• **What you should do**:
Retype the passage of the court opinion excerpt from "The same is" up to and including "dissenting in part.", keeping every word and mark unchanged.

• **Extract provided**:
----------------------------------------
The same is true here. The prosecution failed to exclude the reasonable hypothesis of
innocence that Camann believed that the white powder contained only one controlled
substance—fentanyl. The record lacks evidence to support a finding beyond a reasonable doubt
that Camann knew that the white powder was a mixture that contained a second controlled
substance as well.
CONCLUSION
We affirm the trial court’s decision denying Camann’s motion to suppress the evidence,
but we reverse Camann’s conviction (CR21-215) for possession of a Schedule I or II controlled
substance (etizolam).
Affirmed in part, reversed and final judgment in part.
- 25 -
Athey, J., concurring in part and dissenting in part.
----------------------------------------
• **Collected material**:

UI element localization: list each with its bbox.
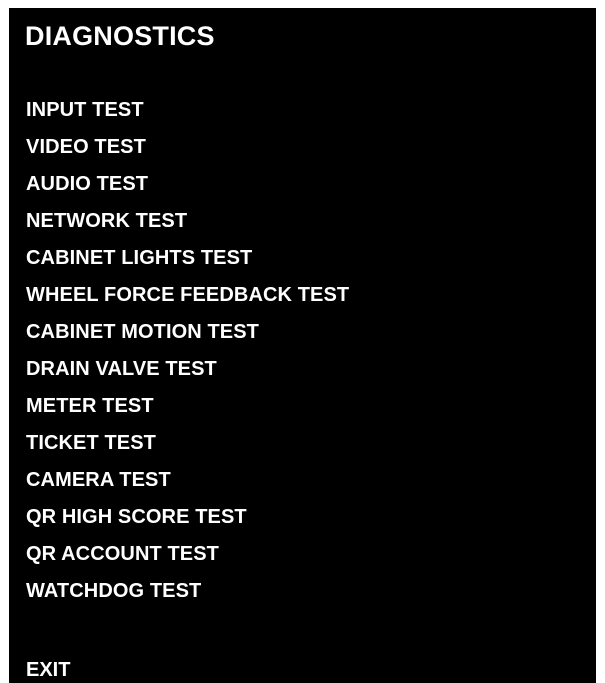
----------------------------------------
• **Task response**:
The same is true here. The prosecution failed to exclude the reasonable hypothesis of
innocence that Camann believed that the white powder contained only one controlled
substance—fentanyl. The record lacks evidence to support a finding beyond a reasonable doubt
that Camann knew that the white powder was a mixture that contained a second controlled
substance as well.
CONCLUSION
We affirm the trial court’s decision denying Camann’s motion to suppress the evidence,
but we reverse Camann’s conviction (CR21-215) for possession of a Schedule I or II controlled
substance (etizolam).
Affirmed in part, reversed and final judgment in part.
- 25 -
Athey, J., concurring in part and dissenting in part.